[BEGIN]

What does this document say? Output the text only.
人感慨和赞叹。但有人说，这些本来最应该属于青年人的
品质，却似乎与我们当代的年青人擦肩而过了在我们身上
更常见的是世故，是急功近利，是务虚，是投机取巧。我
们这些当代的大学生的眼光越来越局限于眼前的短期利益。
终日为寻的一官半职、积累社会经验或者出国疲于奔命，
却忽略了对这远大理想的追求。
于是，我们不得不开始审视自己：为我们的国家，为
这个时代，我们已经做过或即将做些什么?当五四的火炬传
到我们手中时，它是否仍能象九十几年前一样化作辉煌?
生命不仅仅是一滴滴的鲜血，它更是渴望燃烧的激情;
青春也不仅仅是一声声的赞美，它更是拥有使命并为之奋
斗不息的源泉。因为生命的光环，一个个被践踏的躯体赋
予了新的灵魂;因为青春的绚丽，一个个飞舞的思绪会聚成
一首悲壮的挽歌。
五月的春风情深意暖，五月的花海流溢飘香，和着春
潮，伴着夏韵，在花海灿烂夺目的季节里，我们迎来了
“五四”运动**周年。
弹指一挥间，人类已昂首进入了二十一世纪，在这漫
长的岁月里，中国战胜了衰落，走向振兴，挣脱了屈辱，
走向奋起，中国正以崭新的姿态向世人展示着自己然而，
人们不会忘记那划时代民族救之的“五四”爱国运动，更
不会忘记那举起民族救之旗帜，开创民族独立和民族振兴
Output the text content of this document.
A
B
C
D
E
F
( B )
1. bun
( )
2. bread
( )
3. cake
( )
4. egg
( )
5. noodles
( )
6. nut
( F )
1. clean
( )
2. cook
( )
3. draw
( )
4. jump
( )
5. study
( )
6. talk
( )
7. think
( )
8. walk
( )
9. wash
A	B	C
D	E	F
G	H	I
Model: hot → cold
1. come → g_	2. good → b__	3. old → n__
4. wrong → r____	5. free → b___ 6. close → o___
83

[END]

Copy every line in the records above that contains the word "document".

What does this document say? Output the text only.
Output the text content of this document.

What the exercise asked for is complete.